[What is asked] Copy each line exactly. Drop every picture.

[Available data]
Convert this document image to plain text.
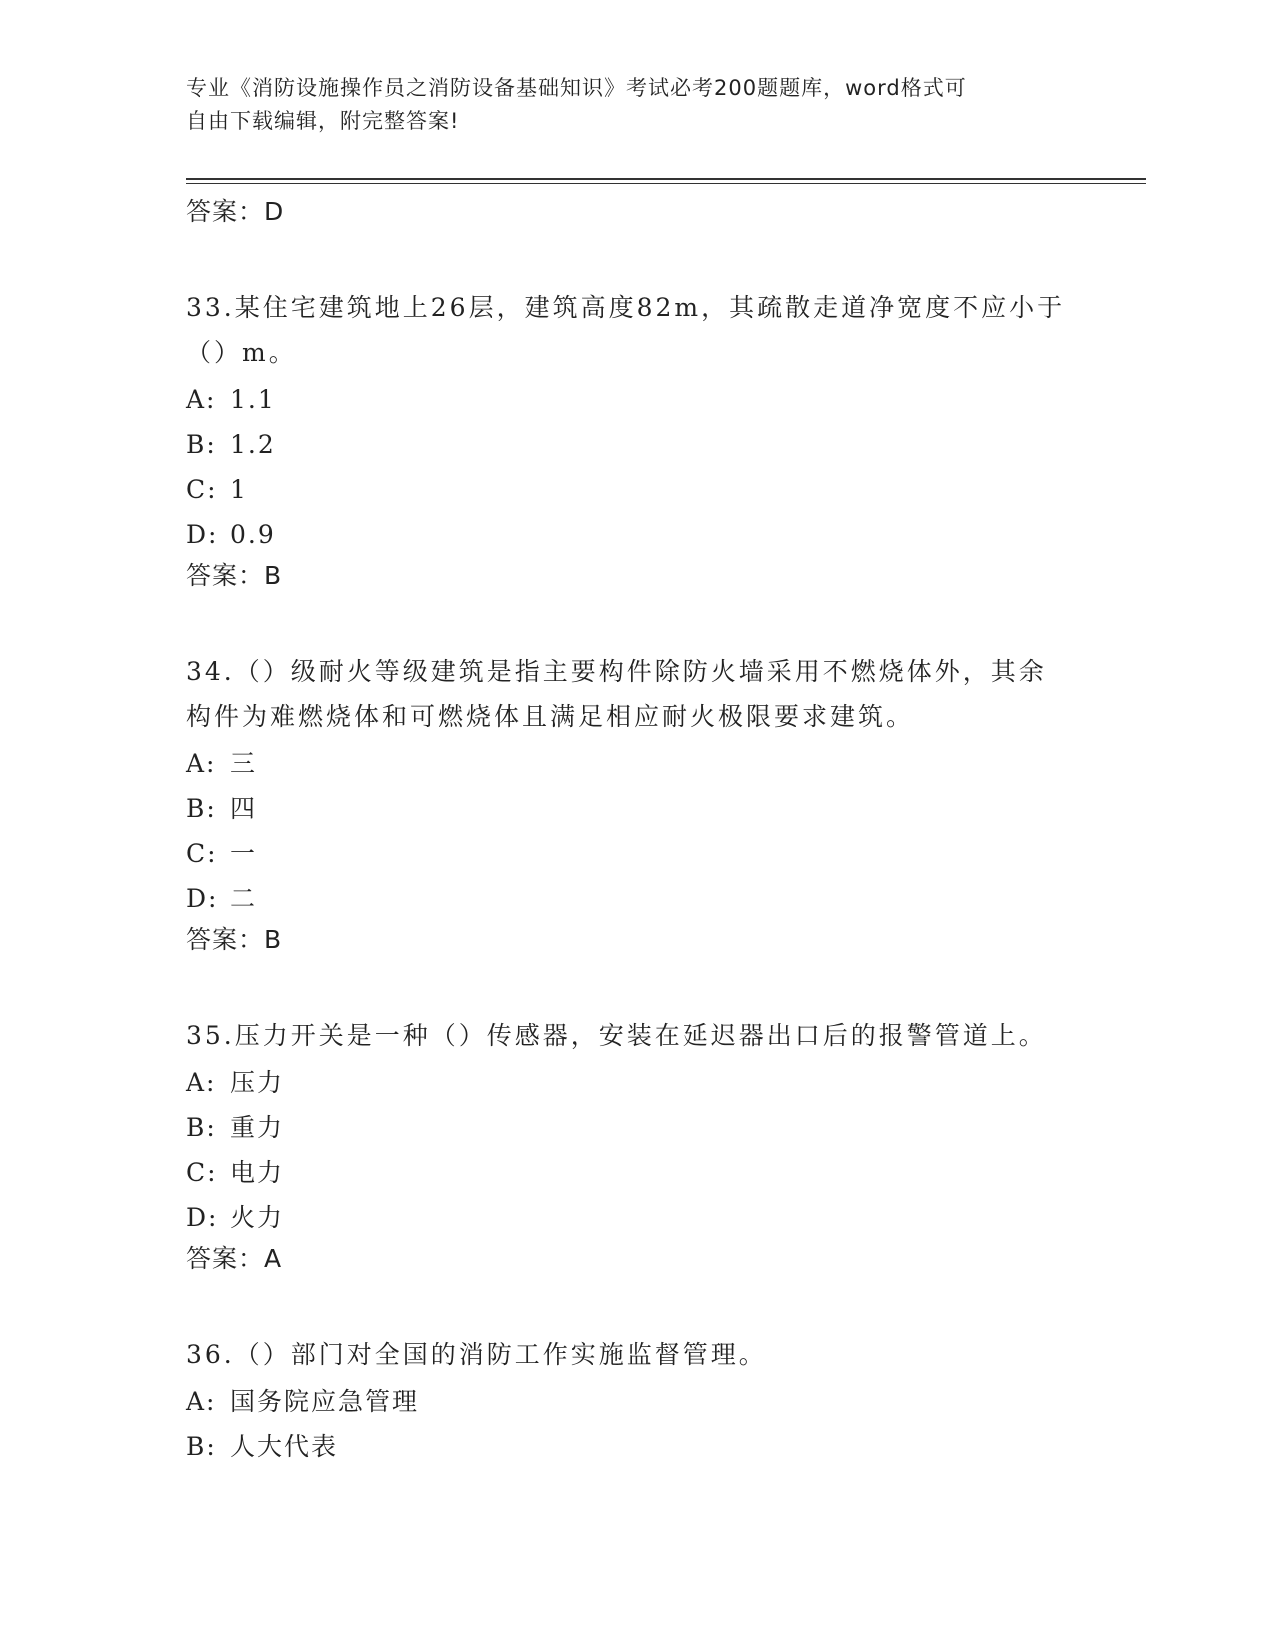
专业《消防设施操作员之消防设备基础知识》考试必考200题题库，word格式可
自由下载编辑，附完整答案!
答案：D
33.某住宅建筑地上26层，建筑高度82m，其疏散走道净宽度不应小于
（）m。
A: 1.1
B: 1.2
C: 1
D: 0.9
答案：B
34.（）级耐火等级建筑是指主要构件除防火墙采用不燃烧体外，其余
构件为难燃烧体和可燃烧体且满足相应耐火极限要求建筑。
A: 三
B: 四
C: 一
D: 二
答案：B
35.压力开关是一种（）传感器，安装在延迟器出口后的报警管道上。
A: 压力
B: 重力
C: 电力
D: 火力
答案：A
36.（）部门对全国的消防工作实施监督管理。
A: 国务院应急管理
B: 人大代表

[Written answer]
Convert this document image to plain text.
专业《消防设施操作员之消防设备基础知识》考试必考200题题库，word格式可
自由下载编辑，附完整答案!
答案：D
33.某住宅建筑地上26层，建筑高度82m，其疏散走道净宽度不应小于
（）m。
A: 1.1
B: 1.2
C: 1
D: 0.9
答案：B
34.（）级耐火等级建筑是指主要构件除防火墙采用不燃烧体外，其余
构件为难燃烧体和可燃烧体且满足相应耐火极限要求建筑。
A: 三
B: 四
C: 一
D: 二
答案：B
35.压力开关是一种（）传感器，安装在延迟器出口后的报警管道上。
A: 压力
B: 重力
C: 电力
D: 火力
答案：A
36.（）部门对全国的消防工作实施监督管理。
A: 国务院应急管理
B: 人大代表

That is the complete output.